START Page excerpt

I just wanted to introduce myself! I'm 22, recent college graduate and my name is Mandy. I have been lurking here for awhile. It has helped so much, and I wanted to join in. Lets see, I have always been obese. Anywhere from 200-250 pounds. I don't know anything else. I have almost always been oblivious actually. Growing up, I gained most of my self worth from being smart, making good grades, having good friends and parents. And my parents, both of normal weight, always hinted that I should do something about my weight for health reasons. But they never shared the real reality of how harsh the world is for somebody who is fat. I guess maybe they just didn't know! It sounds peculiar, but until my third year in college, I just lived in a bubble on this subject. I am lucky to have friends and family who love me, every inch of me and have never made me feel inferior. The more I lose, the more I realize the more extra weight you carry, the smaller and more insignificant you are in so many people's eyes. Its very discouraging.
I am not so sure what woke me up. I recieved a diagnosis of PCOS, and was told that if I lost weight, there was a list of things that I would benefit. I had always "tried" to lose weight. But never gave it a full shot. I never was doing it for and my body---more to appease others. I started last Thanksgiving. And am down a good amount, and can't wait for more. I really want to keep getting more and more fit. I love how much better I feel, how more healthy my body feels.
However, psychologically things are not getting prettier. Recently, I have been having alot of self acceptance, body image problems. I have a hard time thinking of my body at the end of this weight loss and ever being able to accept it as not fat. I think about the loose skin, stretch marks, saggy boobs. Too much thinking--I believe is the problem. I obsess over what I eat sometimes to the point that I catch myself. Or when I have something bad, or binge. I beat myself up pretty badly.

END Page excerpt
START Listed records

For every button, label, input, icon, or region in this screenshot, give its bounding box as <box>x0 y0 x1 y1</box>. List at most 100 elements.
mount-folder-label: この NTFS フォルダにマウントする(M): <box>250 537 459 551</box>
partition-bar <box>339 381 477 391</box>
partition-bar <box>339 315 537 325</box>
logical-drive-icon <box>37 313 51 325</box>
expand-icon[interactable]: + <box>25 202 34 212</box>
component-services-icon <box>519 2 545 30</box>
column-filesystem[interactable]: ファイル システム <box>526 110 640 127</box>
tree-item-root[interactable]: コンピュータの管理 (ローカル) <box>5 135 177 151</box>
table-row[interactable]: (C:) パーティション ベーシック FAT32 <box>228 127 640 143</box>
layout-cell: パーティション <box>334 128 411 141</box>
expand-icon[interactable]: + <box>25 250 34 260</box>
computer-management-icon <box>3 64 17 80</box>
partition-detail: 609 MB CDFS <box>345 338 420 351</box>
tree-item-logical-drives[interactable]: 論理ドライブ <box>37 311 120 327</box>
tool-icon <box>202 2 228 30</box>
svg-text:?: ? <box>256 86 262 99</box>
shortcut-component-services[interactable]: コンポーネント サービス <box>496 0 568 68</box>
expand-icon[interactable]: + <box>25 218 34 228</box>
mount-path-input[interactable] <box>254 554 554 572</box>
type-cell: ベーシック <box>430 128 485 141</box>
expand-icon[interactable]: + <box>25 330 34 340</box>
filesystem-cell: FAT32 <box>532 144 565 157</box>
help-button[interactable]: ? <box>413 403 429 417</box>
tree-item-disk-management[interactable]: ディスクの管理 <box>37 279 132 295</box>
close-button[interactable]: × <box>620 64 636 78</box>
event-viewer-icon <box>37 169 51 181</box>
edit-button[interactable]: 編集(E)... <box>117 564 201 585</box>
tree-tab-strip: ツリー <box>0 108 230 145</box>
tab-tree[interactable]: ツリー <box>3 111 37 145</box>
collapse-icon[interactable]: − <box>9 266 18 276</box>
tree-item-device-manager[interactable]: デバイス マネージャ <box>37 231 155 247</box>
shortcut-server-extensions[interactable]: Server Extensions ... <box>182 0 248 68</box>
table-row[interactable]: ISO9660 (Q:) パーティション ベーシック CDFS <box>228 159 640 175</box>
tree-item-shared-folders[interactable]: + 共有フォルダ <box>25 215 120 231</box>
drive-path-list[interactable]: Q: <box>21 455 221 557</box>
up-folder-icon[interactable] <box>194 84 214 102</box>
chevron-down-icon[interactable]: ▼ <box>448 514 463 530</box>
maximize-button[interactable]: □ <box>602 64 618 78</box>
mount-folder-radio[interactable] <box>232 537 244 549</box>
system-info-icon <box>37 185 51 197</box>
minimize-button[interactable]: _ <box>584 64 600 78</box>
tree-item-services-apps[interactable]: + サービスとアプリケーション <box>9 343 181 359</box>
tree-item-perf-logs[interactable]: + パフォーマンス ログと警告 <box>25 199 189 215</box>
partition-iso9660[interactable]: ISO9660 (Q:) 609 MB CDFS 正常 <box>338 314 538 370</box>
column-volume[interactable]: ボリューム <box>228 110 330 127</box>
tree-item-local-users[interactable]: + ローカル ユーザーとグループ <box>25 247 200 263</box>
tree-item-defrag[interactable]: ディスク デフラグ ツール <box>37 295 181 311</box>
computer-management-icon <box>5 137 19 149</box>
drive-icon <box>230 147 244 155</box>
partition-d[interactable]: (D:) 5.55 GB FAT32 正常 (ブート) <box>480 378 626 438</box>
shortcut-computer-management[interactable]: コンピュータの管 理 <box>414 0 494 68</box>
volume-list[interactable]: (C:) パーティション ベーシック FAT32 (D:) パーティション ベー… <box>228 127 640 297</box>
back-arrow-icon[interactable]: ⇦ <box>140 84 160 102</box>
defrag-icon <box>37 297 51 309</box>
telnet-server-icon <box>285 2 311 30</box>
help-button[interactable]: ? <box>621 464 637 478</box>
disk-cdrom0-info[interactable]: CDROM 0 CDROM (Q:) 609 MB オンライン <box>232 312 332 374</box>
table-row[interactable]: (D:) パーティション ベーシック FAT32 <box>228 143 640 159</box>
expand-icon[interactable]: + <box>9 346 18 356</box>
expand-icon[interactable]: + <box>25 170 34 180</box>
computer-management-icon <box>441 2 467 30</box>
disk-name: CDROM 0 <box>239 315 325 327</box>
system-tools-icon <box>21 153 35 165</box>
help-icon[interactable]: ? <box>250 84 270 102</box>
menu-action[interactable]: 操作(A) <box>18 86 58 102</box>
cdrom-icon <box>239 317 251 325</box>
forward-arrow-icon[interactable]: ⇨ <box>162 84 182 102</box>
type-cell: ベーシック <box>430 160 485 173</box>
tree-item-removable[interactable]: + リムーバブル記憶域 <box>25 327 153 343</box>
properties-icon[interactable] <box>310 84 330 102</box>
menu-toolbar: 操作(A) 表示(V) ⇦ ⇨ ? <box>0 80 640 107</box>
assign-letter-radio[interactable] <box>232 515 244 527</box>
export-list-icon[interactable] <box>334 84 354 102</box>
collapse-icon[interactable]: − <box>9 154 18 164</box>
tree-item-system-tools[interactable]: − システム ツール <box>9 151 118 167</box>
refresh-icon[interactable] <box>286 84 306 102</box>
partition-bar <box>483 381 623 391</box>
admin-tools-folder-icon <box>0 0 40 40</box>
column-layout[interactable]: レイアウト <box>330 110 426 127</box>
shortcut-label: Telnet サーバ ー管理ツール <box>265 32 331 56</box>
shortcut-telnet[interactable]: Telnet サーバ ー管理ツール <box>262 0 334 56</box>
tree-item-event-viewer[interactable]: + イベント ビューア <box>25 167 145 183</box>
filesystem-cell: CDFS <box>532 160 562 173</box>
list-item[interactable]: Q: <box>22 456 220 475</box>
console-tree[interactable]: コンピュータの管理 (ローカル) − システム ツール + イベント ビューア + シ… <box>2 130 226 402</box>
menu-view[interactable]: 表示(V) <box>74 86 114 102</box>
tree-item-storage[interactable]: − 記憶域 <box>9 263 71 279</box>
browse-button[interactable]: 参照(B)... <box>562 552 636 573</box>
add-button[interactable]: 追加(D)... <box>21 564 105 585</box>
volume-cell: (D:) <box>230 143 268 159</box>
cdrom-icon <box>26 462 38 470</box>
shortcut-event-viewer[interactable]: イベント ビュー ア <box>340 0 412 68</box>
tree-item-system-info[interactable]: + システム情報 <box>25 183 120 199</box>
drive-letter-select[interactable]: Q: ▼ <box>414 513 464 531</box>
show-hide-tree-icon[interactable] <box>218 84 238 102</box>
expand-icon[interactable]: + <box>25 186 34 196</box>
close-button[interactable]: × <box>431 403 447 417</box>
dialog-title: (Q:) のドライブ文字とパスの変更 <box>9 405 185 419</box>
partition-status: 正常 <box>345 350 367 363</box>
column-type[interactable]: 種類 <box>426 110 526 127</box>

END Listed records

Work to complete:
Answer these questions about the introduction post above.
(a) How old does the writer say they are?
(b) What diagnosis did the writer receive?
(c) When did the writer start losing weight?

Exercise answer:
(a) 22
(b) PCOS
(c) Last Thanksgiving